To be done: Pull each line holding the word "color" from the data.
--- START OF Data shown ---
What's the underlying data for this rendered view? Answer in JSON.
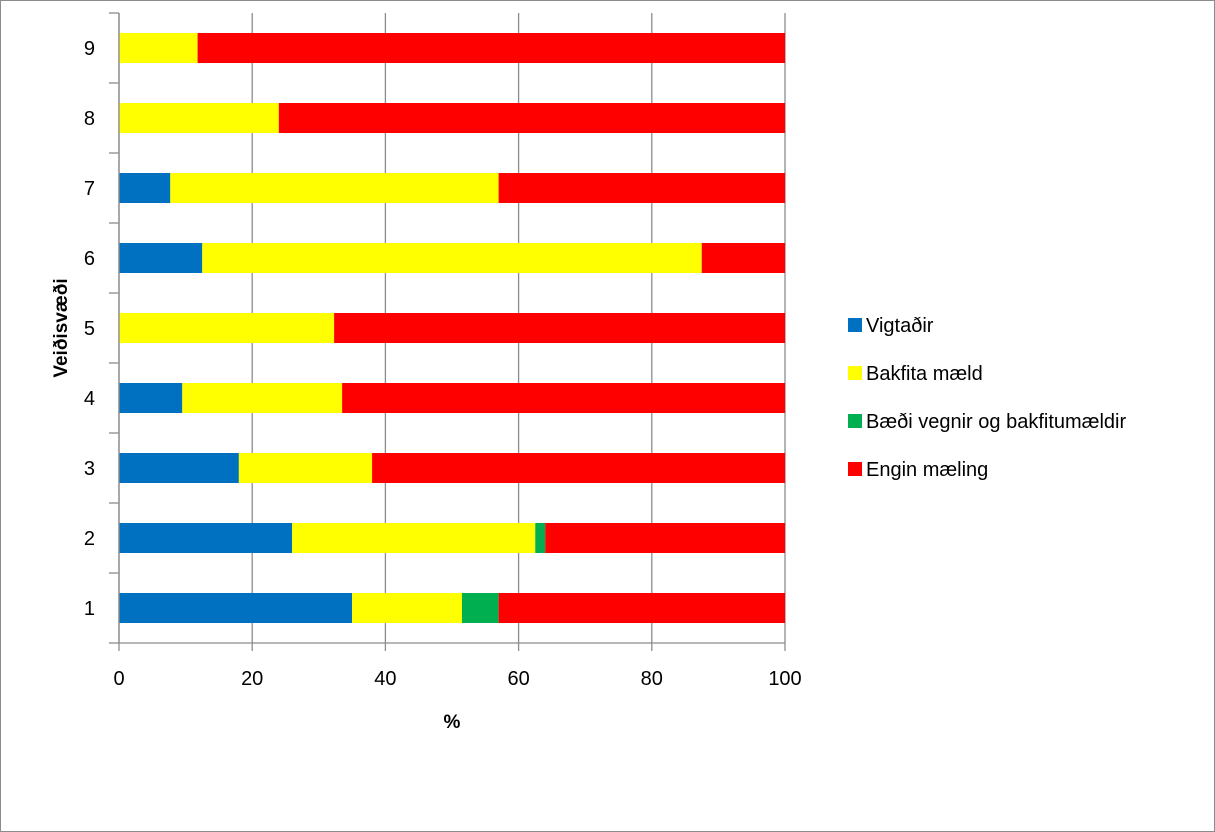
{
  "chart_data": {
    "type": "bar",
    "orientation": "horizontal",
    "stacked": true,
    "title": "",
    "xlabel": "%",
    "ylabel": "Veiðisvæði",
    "xlim": [
      0,
      100
    ],
    "x_ticks": [
      "0",
      "20",
      "40",
      "60",
      "80",
      "100"
    ],
    "grid": true,
    "legend_position": "right",
    "categories": [
      "1",
      "2",
      "3",
      "4",
      "5",
      "6",
      "7",
      "8",
      "9"
    ],
    "series": [
      {
        "name": "Vigtaðir",
        "color": "#0070C0",
        "values": [
          35,
          26,
          18,
          9.5,
          0,
          12.5,
          7.7,
          0,
          0
        ]
      },
      {
        "name": "Bakfita mæld",
        "color": "#FFFF00",
        "values": [
          16.5,
          36.5,
          20,
          24,
          32.3,
          75,
          49.3,
          24,
          11.8
        ]
      },
      {
        "name": "Bæði vegnir og bakfitumældir",
        "color": "#00B050",
        "values": [
          5.5,
          1.5,
          0,
          0,
          0,
          0,
          0,
          0,
          0
        ]
      },
      {
        "name": "Engin mæling",
        "color": "#FF0000",
        "values": [
          43,
          36,
          62,
          66.5,
          67.7,
          12.5,
          43,
          76,
          88.2
        ]
      }
    ]
  }
}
--- END OF Data shown ---
Reply:
        "color": "#0070C0",
        "color": "#FFFF00",
        "color": "#00B050",
        "color": "#FF0000",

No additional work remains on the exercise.